# What this task involves:
Make an exact copy of each entry, leaving out every picture.

# Input material:
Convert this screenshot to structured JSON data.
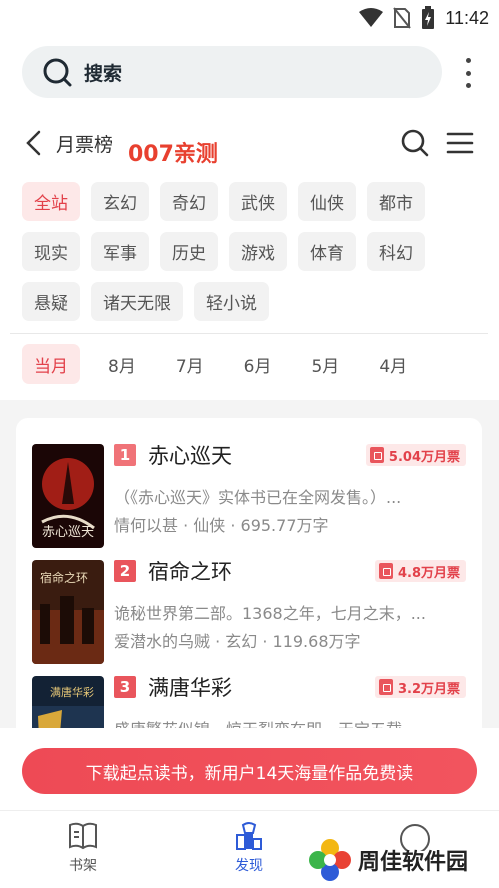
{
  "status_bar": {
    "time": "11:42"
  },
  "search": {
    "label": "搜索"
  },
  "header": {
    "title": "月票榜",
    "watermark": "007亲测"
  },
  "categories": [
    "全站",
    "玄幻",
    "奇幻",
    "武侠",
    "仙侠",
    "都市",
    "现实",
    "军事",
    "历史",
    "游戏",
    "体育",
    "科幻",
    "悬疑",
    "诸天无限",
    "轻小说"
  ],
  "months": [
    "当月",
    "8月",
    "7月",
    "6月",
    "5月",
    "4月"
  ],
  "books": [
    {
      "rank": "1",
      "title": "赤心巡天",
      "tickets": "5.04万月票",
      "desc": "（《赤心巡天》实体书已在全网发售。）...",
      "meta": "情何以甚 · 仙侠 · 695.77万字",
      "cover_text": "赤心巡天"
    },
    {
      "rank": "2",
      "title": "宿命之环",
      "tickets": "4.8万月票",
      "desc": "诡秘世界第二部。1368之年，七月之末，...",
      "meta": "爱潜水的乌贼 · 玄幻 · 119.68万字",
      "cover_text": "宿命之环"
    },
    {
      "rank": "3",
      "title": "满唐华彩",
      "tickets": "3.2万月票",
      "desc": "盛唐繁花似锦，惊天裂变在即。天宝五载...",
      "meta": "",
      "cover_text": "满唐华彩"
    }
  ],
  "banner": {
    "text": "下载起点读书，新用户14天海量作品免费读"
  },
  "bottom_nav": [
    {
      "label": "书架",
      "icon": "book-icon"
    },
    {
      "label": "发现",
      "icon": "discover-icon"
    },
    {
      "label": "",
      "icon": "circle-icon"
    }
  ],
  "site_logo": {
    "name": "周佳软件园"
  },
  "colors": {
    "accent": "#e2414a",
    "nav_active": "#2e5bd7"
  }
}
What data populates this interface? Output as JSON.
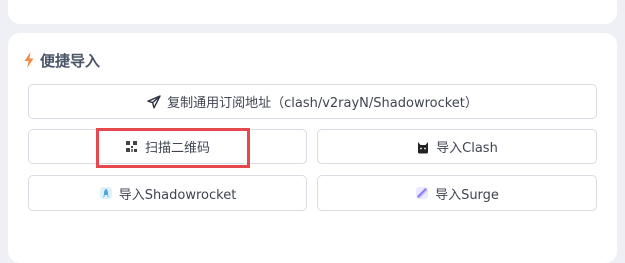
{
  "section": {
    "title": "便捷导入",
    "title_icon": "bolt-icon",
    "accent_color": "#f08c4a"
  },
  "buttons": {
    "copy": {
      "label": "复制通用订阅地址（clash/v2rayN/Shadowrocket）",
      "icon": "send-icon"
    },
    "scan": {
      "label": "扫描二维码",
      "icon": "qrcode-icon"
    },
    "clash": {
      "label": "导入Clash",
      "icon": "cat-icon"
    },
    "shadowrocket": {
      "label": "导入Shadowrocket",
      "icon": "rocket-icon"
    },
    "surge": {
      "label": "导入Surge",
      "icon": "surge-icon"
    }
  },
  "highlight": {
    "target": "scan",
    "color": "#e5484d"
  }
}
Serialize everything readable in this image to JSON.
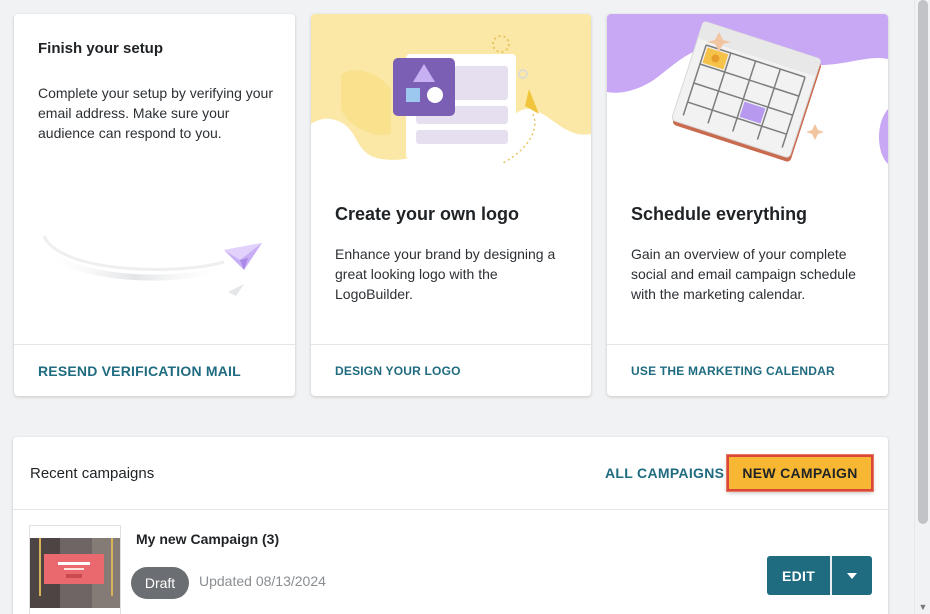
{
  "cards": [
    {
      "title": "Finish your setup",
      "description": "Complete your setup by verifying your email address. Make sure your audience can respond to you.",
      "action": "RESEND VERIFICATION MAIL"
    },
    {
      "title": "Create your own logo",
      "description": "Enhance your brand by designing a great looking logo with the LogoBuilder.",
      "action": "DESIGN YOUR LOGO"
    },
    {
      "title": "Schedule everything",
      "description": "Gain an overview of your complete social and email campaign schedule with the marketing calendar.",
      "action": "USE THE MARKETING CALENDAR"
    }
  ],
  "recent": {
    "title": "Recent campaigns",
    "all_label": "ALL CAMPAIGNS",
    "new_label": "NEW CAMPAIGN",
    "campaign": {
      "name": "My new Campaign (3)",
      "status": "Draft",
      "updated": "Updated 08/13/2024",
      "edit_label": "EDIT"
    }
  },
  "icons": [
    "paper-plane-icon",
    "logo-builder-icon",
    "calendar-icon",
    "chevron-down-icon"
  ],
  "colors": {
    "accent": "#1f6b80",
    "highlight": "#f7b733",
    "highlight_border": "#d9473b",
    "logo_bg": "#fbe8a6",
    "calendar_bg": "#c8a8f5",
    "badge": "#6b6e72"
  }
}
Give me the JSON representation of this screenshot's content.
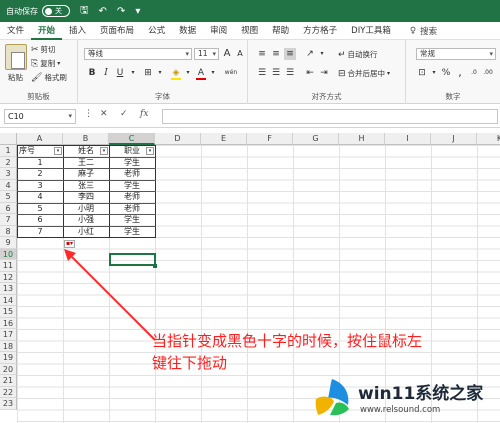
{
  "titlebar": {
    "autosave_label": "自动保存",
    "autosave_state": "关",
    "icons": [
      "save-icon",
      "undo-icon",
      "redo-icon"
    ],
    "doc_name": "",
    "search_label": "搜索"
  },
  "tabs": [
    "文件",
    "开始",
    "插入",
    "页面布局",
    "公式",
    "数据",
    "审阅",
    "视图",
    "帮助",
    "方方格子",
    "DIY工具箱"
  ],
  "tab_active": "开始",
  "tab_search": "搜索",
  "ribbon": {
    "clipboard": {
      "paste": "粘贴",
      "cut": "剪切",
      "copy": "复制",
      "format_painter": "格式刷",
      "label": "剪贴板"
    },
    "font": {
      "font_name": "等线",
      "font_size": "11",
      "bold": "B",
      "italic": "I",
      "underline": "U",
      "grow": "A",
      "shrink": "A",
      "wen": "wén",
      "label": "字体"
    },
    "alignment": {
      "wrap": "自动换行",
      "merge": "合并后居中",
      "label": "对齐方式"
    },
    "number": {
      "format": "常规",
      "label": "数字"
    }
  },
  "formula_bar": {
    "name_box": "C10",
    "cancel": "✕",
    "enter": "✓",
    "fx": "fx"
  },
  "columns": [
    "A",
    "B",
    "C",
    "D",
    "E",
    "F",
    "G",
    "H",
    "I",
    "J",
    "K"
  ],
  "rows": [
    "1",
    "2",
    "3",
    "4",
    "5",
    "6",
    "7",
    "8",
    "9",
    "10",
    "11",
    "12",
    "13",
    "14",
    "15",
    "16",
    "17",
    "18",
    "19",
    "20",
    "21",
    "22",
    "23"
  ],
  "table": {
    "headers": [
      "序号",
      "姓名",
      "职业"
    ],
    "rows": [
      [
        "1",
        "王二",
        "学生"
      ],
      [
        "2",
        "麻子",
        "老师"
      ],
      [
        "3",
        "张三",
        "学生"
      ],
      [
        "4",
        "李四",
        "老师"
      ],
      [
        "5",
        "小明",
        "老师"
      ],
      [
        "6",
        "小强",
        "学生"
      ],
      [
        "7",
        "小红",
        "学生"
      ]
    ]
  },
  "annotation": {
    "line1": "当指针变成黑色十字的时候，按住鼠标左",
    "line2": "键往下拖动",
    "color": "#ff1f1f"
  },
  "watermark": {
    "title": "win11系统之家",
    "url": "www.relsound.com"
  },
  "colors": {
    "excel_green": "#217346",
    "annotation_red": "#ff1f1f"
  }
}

# Result of this exercise:
Convert this screenshot to structured JSON data.
{
  "status_bar": {
    "time": "11:42"
  },
  "search": {
    "label": "搜索"
  },
  "header": {
    "title": "月票榜",
    "watermark": "007亲测"
  },
  "categories": [
    "全站",
    "玄幻",
    "奇幻",
    "武侠",
    "仙侠",
    "都市",
    "现实",
    "军事",
    "历史",
    "游戏",
    "体育",
    "科幻",
    "悬疑",
    "诸天无限",
    "轻小说"
  ],
  "months": [
    "当月",
    "8月",
    "7月",
    "6月",
    "5月",
    "4月"
  ],
  "books": [
    {
      "rank": "1",
      "title": "赤心巡天",
      "tickets": "5.04万月票",
      "desc": "（《赤心巡天》实体书已在全网发售。）...",
      "meta": "情何以甚 · 仙侠 · 695.77万字",
      "cover_text": "赤心巡天"
    },
    {
      "rank": "2",
      "title": "宿命之环",
      "tickets": "4.8万月票",
      "desc": "诡秘世界第二部。1368之年，七月之末，...",
      "meta": "爱潜水的乌贼 · 玄幻 · 119.68万字",
      "cover_text": "宿命之环"
    },
    {
      "rank": "3",
      "title": "满唐华彩",
      "tickets": "3.2万月票",
      "desc": "盛唐繁花似锦，惊天裂变在即。天宝五载...",
      "meta": "",
      "cover_text": "满唐华彩"
    }
  ],
  "banner": {
    "text": "下载起点读书，新用户14天海量作品免费读"
  },
  "bottom_nav": [
    {
      "label": "书架",
      "icon": "book-icon"
    },
    {
      "label": "发现",
      "icon": "discover-icon"
    },
    {
      "label": "",
      "icon": "circle-icon"
    }
  ],
  "site_logo": {
    "name": "周佳软件园"
  },
  "colors": {
    "accent": "#e2414a",
    "nav_active": "#2e5bd7"
  }
}
What data populates this interface? Output as JSON.
{
  "section": {
    "title": "便捷导入",
    "title_icon": "bolt-icon",
    "accent_color": "#f08c4a"
  },
  "buttons": {
    "copy": {
      "label": "复制通用订阅地址（clash/v2rayN/Shadowrocket）",
      "icon": "send-icon"
    },
    "scan": {
      "label": "扫描二维码",
      "icon": "qrcode-icon"
    },
    "clash": {
      "label": "导入Clash",
      "icon": "cat-icon"
    },
    "shadowrocket": {
      "label": "导入Shadowrocket",
      "icon": "rocket-icon"
    },
    "surge": {
      "label": "导入Surge",
      "icon": "surge-icon"
    }
  },
  "highlight": {
    "target": "scan",
    "color": "#e5484d"
  }
}
Serialize everything readable in this image to JSON.
{
  "cards": [
    {
      "title": "Finish your setup",
      "description": "Complete your setup by verifying your email address. Make sure your audience can respond to you.",
      "action": "RESEND VERIFICATION MAIL"
    },
    {
      "title": "Create your own logo",
      "description": "Enhance your brand by designing a great looking logo with the LogoBuilder.",
      "action": "DESIGN YOUR LOGO"
    },
    {
      "title": "Schedule everything",
      "description": "Gain an overview of your complete social and email campaign schedule with the marketing calendar.",
      "action": "USE THE MARKETING CALENDAR"
    }
  ],
  "recent": {
    "title": "Recent campaigns",
    "all_label": "ALL CAMPAIGNS",
    "new_label": "NEW CAMPAIGN",
    "campaign": {
      "name": "My new Campaign (3)",
      "status": "Draft",
      "updated": "Updated 08/13/2024",
      "edit_label": "EDIT"
    }
  },
  "icons": [
    "paper-plane-icon",
    "logo-builder-icon",
    "calendar-icon",
    "chevron-down-icon"
  ],
  "colors": {
    "accent": "#1f6b80",
    "highlight": "#f7b733",
    "highlight_border": "#d9473b",
    "logo_bg": "#fbe8a6",
    "calendar_bg": "#c8a8f5",
    "badge": "#6b6e72"
  }
}
Give me the JSON representation of this screenshot's content.
{
  "titlebar": {
    "autosave_label": "自动保存",
    "autosave_state": "关",
    "icons": [
      "save-icon",
      "undo-icon",
      "redo-icon"
    ],
    "doc_name": "",
    "search_label": "搜索"
  },
  "tabs": [
    "文件",
    "开始",
    "插入",
    "页面布局",
    "公式",
    "数据",
    "审阅",
    "视图",
    "帮助",
    "方方格子",
    "DIY工具箱"
  ],
  "tab_active": "开始",
  "tab_search": "搜索",
  "ribbon": {
    "clipboard": {
      "paste": "粘贴",
      "cut": "剪切",
      "copy": "复制",
      "format_painter": "格式刷",
      "label": "剪贴板"
    },
    "font": {
      "font_name": "等线",
      "font_size": "11",
      "bold": "B",
      "italic": "I",
      "underline": "U",
      "grow": "A",
      "shrink": "A",
      "wen": "wén",
      "label": "字体"
    },
    "alignment": {
      "wrap": "自动换行",
      "merge": "合并后居中",
      "label": "对齐方式"
    },
    "number": {
      "format": "常规",
      "label": "数字"
    }
  },
  "formula_bar": {
    "name_box": "C10",
    "cancel": "✕",
    "enter": "✓",
    "fx": "fx"
  },
  "columns": [
    "A",
    "B",
    "C",
    "D",
    "E",
    "F",
    "G",
    "H",
    "I",
    "J",
    "K"
  ],
  "rows": [
    "1",
    "2",
    "3",
    "4",
    "5",
    "6",
    "7",
    "8",
    "9",
    "10",
    "11",
    "12",
    "13",
    "14",
    "15",
    "16",
    "17",
    "18",
    "19",
    "20",
    "21",
    "22",
    "23"
  ],
  "table": {
    "headers": [
      "序号",
      "姓名",
      "职业"
    ],
    "rows": [
      [
        "1",
        "王二",
        "学生"
      ],
      [
        "2",
        "麻子",
        "老师"
      ],
      [
        "3",
        "张三",
        "学生"
      ],
      [
        "4",
        "李四",
        "老师"
      ],
      [
        "5",
        "小明",
        "老师"
      ],
      [
        "6",
        "小强",
        "学生"
      ],
      [
        "7",
        "小红",
        "学生"
      ]
    ]
  },
  "annotation": {
    "line1": "当指针变成黑色十字的时候，按住鼠标左",
    "line2": "键往下拖动",
    "color": "#ff1f1f"
  },
  "watermark": {
    "title": "win11系统之家",
    "url": "www.relsound.com"
  },
  "colors": {
    "excel_green": "#217346",
    "annotation_red": "#ff1f1f"
  }
}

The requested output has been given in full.